**STATED EXERCISE**
All of the material below is to be returned exactly.

**DATASET RECORDS**

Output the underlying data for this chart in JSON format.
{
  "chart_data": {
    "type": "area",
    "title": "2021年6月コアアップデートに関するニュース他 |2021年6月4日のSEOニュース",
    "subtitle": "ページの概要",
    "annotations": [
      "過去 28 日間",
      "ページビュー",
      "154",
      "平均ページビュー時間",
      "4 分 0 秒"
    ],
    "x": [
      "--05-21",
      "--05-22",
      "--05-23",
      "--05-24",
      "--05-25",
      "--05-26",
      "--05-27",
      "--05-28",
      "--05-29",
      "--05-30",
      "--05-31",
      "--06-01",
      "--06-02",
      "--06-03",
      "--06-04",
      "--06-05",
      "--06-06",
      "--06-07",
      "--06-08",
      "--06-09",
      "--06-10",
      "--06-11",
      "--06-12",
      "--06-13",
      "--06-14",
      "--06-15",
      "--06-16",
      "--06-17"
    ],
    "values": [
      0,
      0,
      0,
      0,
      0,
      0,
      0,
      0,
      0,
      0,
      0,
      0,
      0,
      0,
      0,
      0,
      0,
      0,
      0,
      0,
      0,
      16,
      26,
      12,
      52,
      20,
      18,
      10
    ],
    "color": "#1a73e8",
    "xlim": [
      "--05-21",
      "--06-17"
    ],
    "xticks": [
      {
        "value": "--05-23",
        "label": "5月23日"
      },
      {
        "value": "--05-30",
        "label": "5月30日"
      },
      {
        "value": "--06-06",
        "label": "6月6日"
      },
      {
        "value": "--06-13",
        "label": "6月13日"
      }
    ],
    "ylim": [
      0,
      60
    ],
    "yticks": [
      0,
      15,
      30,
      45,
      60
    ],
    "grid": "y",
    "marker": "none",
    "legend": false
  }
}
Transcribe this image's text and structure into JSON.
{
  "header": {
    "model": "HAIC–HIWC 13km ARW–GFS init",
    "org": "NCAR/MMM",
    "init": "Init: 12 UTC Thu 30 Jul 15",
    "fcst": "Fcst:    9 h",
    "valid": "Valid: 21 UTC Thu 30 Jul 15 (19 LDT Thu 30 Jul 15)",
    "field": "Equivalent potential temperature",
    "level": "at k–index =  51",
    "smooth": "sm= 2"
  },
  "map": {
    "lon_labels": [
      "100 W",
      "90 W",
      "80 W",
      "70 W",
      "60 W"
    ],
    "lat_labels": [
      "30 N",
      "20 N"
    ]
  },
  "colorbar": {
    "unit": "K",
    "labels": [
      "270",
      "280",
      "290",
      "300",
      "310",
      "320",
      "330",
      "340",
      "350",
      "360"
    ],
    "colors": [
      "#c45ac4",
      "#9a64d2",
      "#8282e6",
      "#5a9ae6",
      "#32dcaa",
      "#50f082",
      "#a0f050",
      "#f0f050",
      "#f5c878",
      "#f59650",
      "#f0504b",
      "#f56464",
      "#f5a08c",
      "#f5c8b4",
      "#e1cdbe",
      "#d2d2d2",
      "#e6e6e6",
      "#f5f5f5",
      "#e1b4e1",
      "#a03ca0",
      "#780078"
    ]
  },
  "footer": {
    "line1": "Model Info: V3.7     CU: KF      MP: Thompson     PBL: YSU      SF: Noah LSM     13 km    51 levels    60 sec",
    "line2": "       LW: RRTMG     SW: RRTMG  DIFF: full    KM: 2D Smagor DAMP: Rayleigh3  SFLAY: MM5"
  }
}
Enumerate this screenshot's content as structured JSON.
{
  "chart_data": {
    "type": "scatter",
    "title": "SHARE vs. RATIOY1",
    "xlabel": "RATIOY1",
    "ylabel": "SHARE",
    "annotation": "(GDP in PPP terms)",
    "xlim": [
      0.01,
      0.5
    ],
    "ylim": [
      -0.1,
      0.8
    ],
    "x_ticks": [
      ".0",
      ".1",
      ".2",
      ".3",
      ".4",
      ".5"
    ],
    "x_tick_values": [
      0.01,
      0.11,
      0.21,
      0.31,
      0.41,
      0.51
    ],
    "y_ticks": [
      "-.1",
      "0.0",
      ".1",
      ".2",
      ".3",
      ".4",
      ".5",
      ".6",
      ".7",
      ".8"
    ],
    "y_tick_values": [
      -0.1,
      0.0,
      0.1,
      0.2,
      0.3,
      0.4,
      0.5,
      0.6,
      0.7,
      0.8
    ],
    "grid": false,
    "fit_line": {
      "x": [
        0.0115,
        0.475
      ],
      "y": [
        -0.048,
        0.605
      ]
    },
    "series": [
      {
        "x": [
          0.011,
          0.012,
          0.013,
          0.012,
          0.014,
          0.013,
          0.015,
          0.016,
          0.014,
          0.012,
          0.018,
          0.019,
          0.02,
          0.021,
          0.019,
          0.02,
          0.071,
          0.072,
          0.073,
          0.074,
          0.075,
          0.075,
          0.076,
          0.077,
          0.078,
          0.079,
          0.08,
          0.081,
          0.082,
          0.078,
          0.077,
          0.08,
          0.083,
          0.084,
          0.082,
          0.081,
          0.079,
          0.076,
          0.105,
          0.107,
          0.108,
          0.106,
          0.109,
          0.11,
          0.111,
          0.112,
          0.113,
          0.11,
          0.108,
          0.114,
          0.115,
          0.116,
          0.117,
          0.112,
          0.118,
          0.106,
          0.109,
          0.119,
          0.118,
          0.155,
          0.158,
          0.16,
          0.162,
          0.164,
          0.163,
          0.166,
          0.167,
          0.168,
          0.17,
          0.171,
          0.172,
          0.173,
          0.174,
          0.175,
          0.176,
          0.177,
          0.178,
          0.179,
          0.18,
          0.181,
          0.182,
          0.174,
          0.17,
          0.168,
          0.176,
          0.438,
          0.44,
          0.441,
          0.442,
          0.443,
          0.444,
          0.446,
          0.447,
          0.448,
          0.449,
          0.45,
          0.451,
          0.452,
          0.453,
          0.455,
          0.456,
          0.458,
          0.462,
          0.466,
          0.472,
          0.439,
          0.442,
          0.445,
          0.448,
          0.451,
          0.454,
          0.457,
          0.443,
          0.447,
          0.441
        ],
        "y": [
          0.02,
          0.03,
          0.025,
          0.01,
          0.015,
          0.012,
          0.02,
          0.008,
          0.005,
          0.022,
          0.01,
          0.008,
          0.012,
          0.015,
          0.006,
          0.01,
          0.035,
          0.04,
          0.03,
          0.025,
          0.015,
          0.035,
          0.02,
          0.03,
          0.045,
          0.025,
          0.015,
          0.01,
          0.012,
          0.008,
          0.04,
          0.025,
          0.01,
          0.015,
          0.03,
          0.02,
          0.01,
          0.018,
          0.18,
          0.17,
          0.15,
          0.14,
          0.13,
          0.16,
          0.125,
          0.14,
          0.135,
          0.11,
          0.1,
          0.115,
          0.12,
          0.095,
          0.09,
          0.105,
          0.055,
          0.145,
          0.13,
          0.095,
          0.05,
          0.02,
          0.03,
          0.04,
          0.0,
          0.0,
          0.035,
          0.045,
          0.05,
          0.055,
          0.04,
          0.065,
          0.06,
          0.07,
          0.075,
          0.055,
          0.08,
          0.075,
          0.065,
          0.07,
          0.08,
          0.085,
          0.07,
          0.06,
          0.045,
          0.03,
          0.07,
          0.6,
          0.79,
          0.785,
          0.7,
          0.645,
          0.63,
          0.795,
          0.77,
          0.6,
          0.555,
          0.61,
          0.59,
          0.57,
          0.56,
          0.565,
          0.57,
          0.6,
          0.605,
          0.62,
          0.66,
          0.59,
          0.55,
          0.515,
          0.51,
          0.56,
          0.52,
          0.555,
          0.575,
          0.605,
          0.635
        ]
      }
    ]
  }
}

**FULL SOLUTION**
Output the underlying data for this chart in JSON format.
{
  "chart_data": {
    "type": "area",
    "title": "2021年6月コアアップデートに関するニュース他 |2021年6月4日のSEOニュース",
    "subtitle": "ページの概要",
    "annotations": [
      "過去 28 日間",
      "ページビュー",
      "154",
      "平均ページビュー時間",
      "4 分 0 秒"
    ],
    "x": [
      "--05-21",
      "--05-22",
      "--05-23",
      "--05-24",
      "--05-25",
      "--05-26",
      "--05-27",
      "--05-28",
      "--05-29",
      "--05-30",
      "--05-31",
      "--06-01",
      "--06-02",
      "--06-03",
      "--06-04",
      "--06-05",
      "--06-06",
      "--06-07",
      "--06-08",
      "--06-09",
      "--06-10",
      "--06-11",
      "--06-12",
      "--06-13",
      "--06-14",
      "--06-15",
      "--06-16",
      "--06-17"
    ],
    "values": [
      0,
      0,
      0,
      0,
      0,
      0,
      0,
      0,
      0,
      0,
      0,
      0,
      0,
      0,
      0,
      0,
      0,
      0,
      0,
      0,
      0,
      16,
      26,
      12,
      52,
      20,
      18,
      10
    ],
    "color": "#1a73e8",
    "xlim": [
      "--05-21",
      "--06-17"
    ],
    "xticks": [
      {
        "value": "--05-23",
        "label": "5月23日"
      },
      {
        "value": "--05-30",
        "label": "5月30日"
      },
      {
        "value": "--06-06",
        "label": "6月6日"
      },
      {
        "value": "--06-13",
        "label": "6月13日"
      }
    ],
    "ylim": [
      0,
      60
    ],
    "yticks": [
      0,
      15,
      30,
      45,
      60
    ],
    "grid": "y",
    "marker": "none",
    "legend": false
  }
}
Transcribe this image's text and structure into JSON.
{
  "header": {
    "model": "HAIC–HIWC 13km ARW–GFS init",
    "org": "NCAR/MMM",
    "init": "Init: 12 UTC Thu 30 Jul 15",
    "fcst": "Fcst:    9 h",
    "valid": "Valid: 21 UTC Thu 30 Jul 15 (19 LDT Thu 30 Jul 15)",
    "field": "Equivalent potential temperature",
    "level": "at k–index =  51",
    "smooth": "sm= 2"
  },
  "map": {
    "lon_labels": [
      "100 W",
      "90 W",
      "80 W",
      "70 W",
      "60 W"
    ],
    "lat_labels": [
      "30 N",
      "20 N"
    ]
  },
  "colorbar": {
    "unit": "K",
    "labels": [
      "270",
      "280",
      "290",
      "300",
      "310",
      "320",
      "330",
      "340",
      "350",
      "360"
    ],
    "colors": [
      "#c45ac4",
      "#9a64d2",
      "#8282e6",
      "#5a9ae6",
      "#32dcaa",
      "#50f082",
      "#a0f050",
      "#f0f050",
      "#f5c878",
      "#f59650",
      "#f0504b",
      "#f56464",
      "#f5a08c",
      "#f5c8b4",
      "#e1cdbe",
      "#d2d2d2",
      "#e6e6e6",
      "#f5f5f5",
      "#e1b4e1",
      "#a03ca0",
      "#780078"
    ]
  },
  "footer": {
    "line1": "Model Info: V3.7     CU: KF      MP: Thompson     PBL: YSU      SF: Noah LSM     13 km    51 levels    60 sec",
    "line2": "       LW: RRTMG     SW: RRTMG  DIFF: full    KM: 2D Smagor DAMP: Rayleigh3  SFLAY: MM5"
  }
}
Enumerate this screenshot's content as structured JSON.
{
  "chart_data": {
    "type": "scatter",
    "title": "SHARE vs. RATIOY1",
    "xlabel": "RATIOY1",
    "ylabel": "SHARE",
    "annotation": "(GDP in PPP terms)",
    "xlim": [
      0.01,
      0.5
    ],
    "ylim": [
      -0.1,
      0.8
    ],
    "x_ticks": [
      ".0",
      ".1",
      ".2",
      ".3",
      ".4",
      ".5"
    ],
    "x_tick_values": [
      0.01,
      0.11,
      0.21,
      0.31,
      0.41,
      0.51
    ],
    "y_ticks": [
      "-.1",
      "0.0",
      ".1",
      ".2",
      ".3",
      ".4",
      ".5",
      ".6",
      ".7",
      ".8"
    ],
    "y_tick_values": [
      -0.1,
      0.0,
      0.1,
      0.2,
      0.3,
      0.4,
      0.5,
      0.6,
      0.7,
      0.8
    ],
    "grid": false,
    "fit_line": {
      "x": [
        0.0115,
        0.475
      ],
      "y": [
        -0.048,
        0.605
      ]
    },
    "series": [
      {
        "x": [
          0.011,
          0.012,
          0.013,
          0.012,
          0.014,
          0.013,
          0.015,
          0.016,
          0.014,
          0.012,
          0.018,
          0.019,
          0.02,
          0.021,
          0.019,
          0.02,
          0.071,
          0.072,
          0.073,
          0.074,
          0.075,
          0.075,
          0.076,
          0.077,
          0.078,
          0.079,
          0.08,
          0.081,
          0.082,
          0.078,
          0.077,
          0.08,
          0.083,
          0.084,
          0.082,
          0.081,
          0.079,
          0.076,
          0.105,
          0.107,
          0.108,
          0.106,
          0.109,
          0.11,
          0.111,
          0.112,
          0.113,
          0.11,
          0.108,
          0.114,
          0.115,
          0.116,
          0.117,
          0.112,
          0.118,
          0.106,
          0.109,
          0.119,
          0.118,
          0.155,
          0.158,
          0.16,
          0.162,
          0.164,
          0.163,
          0.166,
          0.167,
          0.168,
          0.17,
          0.171,
          0.172,
          0.173,
          0.174,
          0.175,
          0.176,
          0.177,
          0.178,
          0.179,
          0.18,
          0.181,
          0.182,
          0.174,
          0.17,
          0.168,
          0.176,
          0.438,
          0.44,
          0.441,
          0.442,
          0.443,
          0.444,
          0.446,
          0.447,
          0.448,
          0.449,
          0.45,
          0.451,
          0.452,
          0.453,
          0.455,
          0.456,
          0.458,
          0.462,
          0.466,
          0.472,
          0.439,
          0.442,
          0.445,
          0.448,
          0.451,
          0.454,
          0.457,
          0.443,
          0.447,
          0.441
        ],
        "y": [
          0.02,
          0.03,
          0.025,
          0.01,
          0.015,
          0.012,
          0.02,
          0.008,
          0.005,
          0.022,
          0.01,
          0.008,
          0.012,
          0.015,
          0.006,
          0.01,
          0.035,
          0.04,
          0.03,
          0.025,
          0.015,
          0.035,
          0.02,
          0.03,
          0.045,
          0.025,
          0.015,
          0.01,
          0.012,
          0.008,
          0.04,
          0.025,
          0.01,
          0.015,
          0.03,
          0.02,
          0.01,
          0.018,
          0.18,
          0.17,
          0.15,
          0.14,
          0.13,
          0.16,
          0.125,
          0.14,
          0.135,
          0.11,
          0.1,
          0.115,
          0.12,
          0.095,
          0.09,
          0.105,
          0.055,
          0.145,
          0.13,
          0.095,
          0.05,
          0.02,
          0.03,
          0.04,
          0.0,
          0.0,
          0.035,
          0.045,
          0.05,
          0.055,
          0.04,
          0.065,
          0.06,
          0.07,
          0.075,
          0.055,
          0.08,
          0.075,
          0.065,
          0.07,
          0.08,
          0.085,
          0.07,
          0.06,
          0.045,
          0.03,
          0.07,
          0.6,
          0.79,
          0.785,
          0.7,
          0.645,
          0.63,
          0.795,
          0.77,
          0.6,
          0.555,
          0.61,
          0.59,
          0.57,
          0.56,
          0.565,
          0.57,
          0.6,
          0.605,
          0.62,
          0.66,
          0.59,
          0.55,
          0.515,
          0.51,
          0.56,
          0.52,
          0.555,
          0.575,
          0.605,
          0.635
        ]
      }
    ]
  }
}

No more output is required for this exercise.